** START OF RECORDS SUPPLIED **
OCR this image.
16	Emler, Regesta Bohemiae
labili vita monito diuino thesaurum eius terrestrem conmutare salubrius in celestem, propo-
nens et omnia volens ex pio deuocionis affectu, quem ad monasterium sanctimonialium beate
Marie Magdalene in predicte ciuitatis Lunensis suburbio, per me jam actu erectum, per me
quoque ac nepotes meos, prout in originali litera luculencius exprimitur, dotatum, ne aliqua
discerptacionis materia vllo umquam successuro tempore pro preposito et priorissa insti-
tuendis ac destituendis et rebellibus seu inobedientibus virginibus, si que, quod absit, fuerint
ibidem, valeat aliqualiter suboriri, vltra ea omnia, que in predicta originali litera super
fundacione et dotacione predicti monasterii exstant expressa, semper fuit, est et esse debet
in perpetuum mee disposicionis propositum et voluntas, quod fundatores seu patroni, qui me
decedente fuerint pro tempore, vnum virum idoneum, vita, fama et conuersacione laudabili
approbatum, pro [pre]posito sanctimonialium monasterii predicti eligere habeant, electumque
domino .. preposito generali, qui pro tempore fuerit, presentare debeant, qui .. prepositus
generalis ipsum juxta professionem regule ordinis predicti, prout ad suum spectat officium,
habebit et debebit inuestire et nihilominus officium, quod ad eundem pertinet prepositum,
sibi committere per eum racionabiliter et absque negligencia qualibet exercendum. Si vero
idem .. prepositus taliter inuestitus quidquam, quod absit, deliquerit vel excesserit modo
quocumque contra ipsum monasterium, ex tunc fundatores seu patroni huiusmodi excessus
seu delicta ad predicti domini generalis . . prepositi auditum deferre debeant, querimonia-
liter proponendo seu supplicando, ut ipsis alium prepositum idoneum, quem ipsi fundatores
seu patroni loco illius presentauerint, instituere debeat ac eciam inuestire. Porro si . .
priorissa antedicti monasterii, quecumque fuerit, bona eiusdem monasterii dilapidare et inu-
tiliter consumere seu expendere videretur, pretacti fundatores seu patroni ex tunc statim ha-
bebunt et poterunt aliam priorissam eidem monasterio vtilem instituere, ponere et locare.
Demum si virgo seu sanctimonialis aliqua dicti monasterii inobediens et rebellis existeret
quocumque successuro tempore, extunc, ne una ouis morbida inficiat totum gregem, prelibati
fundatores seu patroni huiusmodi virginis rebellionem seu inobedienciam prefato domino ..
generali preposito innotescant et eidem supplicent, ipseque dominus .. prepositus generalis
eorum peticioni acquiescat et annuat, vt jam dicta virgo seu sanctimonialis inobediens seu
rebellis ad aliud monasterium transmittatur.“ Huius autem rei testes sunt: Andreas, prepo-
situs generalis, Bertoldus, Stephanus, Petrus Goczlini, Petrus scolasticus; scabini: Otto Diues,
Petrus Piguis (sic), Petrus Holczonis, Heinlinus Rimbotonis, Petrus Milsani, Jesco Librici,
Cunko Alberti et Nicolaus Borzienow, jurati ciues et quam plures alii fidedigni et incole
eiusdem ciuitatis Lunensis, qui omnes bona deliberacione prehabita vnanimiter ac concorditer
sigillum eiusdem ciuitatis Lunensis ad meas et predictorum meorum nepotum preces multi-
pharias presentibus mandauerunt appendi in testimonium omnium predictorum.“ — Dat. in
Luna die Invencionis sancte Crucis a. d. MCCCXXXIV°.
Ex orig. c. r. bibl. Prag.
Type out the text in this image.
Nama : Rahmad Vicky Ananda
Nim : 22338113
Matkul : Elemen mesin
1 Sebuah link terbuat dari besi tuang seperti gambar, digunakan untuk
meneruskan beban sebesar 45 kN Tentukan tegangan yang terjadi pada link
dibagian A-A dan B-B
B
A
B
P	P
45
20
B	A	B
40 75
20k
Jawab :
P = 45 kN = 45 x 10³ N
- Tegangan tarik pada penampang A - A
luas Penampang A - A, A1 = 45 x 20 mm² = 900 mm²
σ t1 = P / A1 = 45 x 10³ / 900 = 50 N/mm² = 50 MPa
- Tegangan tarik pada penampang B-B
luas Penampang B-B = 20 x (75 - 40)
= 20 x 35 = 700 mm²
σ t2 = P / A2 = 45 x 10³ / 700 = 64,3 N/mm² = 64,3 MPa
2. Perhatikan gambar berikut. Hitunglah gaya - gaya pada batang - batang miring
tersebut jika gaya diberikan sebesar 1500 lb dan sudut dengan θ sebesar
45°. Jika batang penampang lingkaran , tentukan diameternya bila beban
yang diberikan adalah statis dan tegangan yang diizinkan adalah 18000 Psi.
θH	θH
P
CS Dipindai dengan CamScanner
** END OF RECORDS SUPPLIED **
GOAL
Emit the records above again, exactly, with no line skipped.

OUTPUT OF THE EXERCISE
OCR this image.
16	Emler, Regesta Bohemiae
labili vita monito diuino thesaurum eius terrestrem conmutare salubrius in celestem, propo-
nens et omnia volens ex pio deuocionis affectu, quem ad monasterium sanctimonialium beate
Marie Magdalene in predicte ciuitatis Lunensis suburbio, per me jam actu erectum, per me
quoque ac nepotes meos, prout in originali litera luculencius exprimitur, dotatum, ne aliqua
discerptacionis materia vllo umquam successuro tempore pro preposito et priorissa insti-
tuendis ac destituendis et rebellibus seu inobedientibus virginibus, si que, quod absit, fuerint
ibidem, valeat aliqualiter suboriri, vltra ea omnia, que in predicta originali litera super
fundacione et dotacione predicti monasterii exstant expressa, semper fuit, est et esse debet
in perpetuum mee disposicionis propositum et voluntas, quod fundatores seu patroni, qui me
decedente fuerint pro tempore, vnum virum idoneum, vita, fama et conuersacione laudabili
approbatum, pro [pre]posito sanctimonialium monasterii predicti eligere habeant, electumque
domino .. preposito generali, qui pro tempore fuerit, presentare debeant, qui .. prepositus
generalis ipsum juxta professionem regule ordinis predicti, prout ad suum spectat officium,
habebit et debebit inuestire et nihilominus officium, quod ad eundem pertinet prepositum,
sibi committere per eum racionabiliter et absque negligencia qualibet exercendum. Si vero
idem .. prepositus taliter inuestitus quidquam, quod absit, deliquerit vel excesserit modo
quocumque contra ipsum monasterium, ex tunc fundatores seu patroni huiusmodi excessus
seu delicta ad predicti domini generalis . . prepositi auditum deferre debeant, querimonia-
liter proponendo seu supplicando, ut ipsis alium prepositum idoneum, quem ipsi fundatores
seu patroni loco illius presentauerint, instituere debeat ac eciam inuestire. Porro si . .
priorissa antedicti monasterii, quecumque fuerit, bona eiusdem monasterii dilapidare et inu-
tiliter consumere seu expendere videretur, pretacti fundatores seu patroni ex tunc statim ha-
bebunt et poterunt aliam priorissam eidem monasterio vtilem instituere, ponere et locare.
Demum si virgo seu sanctimonialis aliqua dicti monasterii inobediens et rebellis existeret
quocumque successuro tempore, extunc, ne una ouis morbida inficiat totum gregem, prelibati
fundatores seu patroni huiusmodi virginis rebellionem seu inobedienciam prefato domino ..
generali preposito innotescant et eidem supplicent, ipseque dominus .. prepositus generalis
eorum peticioni acquiescat et annuat, vt jam dicta virgo seu sanctimonialis inobediens seu
rebellis ad aliud monasterium transmittatur.“ Huius autem rei testes sunt: Andreas, prepo-
situs generalis, Bertoldus, Stephanus, Petrus Goczlini, Petrus scolasticus; scabini: Otto Diues,
Petrus Piguis (sic), Petrus Holczonis, Heinlinus Rimbotonis, Petrus Milsani, Jesco Librici,
Cunko Alberti et Nicolaus Borzienow, jurati ciues et quam plures alii fidedigni et incole
eiusdem ciuitatis Lunensis, qui omnes bona deliberacione prehabita vnanimiter ac concorditer
sigillum eiusdem ciuitatis Lunensis ad meas et predictorum meorum nepotum preces multi-
pharias presentibus mandauerunt appendi in testimonium omnium predictorum.“ — Dat. in
Luna die Invencionis sancte Crucis a. d. MCCCXXXIV°.
Ex orig. c. r. bibl. Prag.
Type out the text in this image.
Nama : Rahmad Vicky Ananda
Nim : 22338113
Matkul : Elemen mesin
1 Sebuah link terbuat dari besi tuang seperti gambar, digunakan untuk
meneruskan beban sebesar 45 kN Tentukan tegangan yang terjadi pada link
dibagian A-A dan B-B
B
A
B
P	P
45
20
B	A	B
40 75
20k
Jawab :
P = 45 kN = 45 x 10³ N
- Tegangan tarik pada penampang A - A
luas Penampang A - A, A1 = 45 x 20 mm² = 900 mm²
σ t1 = P / A1 = 45 x 10³ / 900 = 50 N/mm² = 50 MPa
- Tegangan tarik pada penampang B-B
luas Penampang B-B = 20 x (75 - 40)
= 20 x 35 = 700 mm²
σ t2 = P / A2 = 45 x 10³ / 700 = 64,3 N/mm² = 64,3 MPa
2. Perhatikan gambar berikut. Hitunglah gaya - gaya pada batang - batang miring
tersebut jika gaya diberikan sebesar 1500 lb dan sudut dengan θ sebesar
45°. Jika batang penampang lingkaran , tentukan diameternya bila beban
yang diberikan adalah statis dan tegangan yang diizinkan adalah 18000 Psi.
θH	θH
P
CS Dipindai dengan CamScanner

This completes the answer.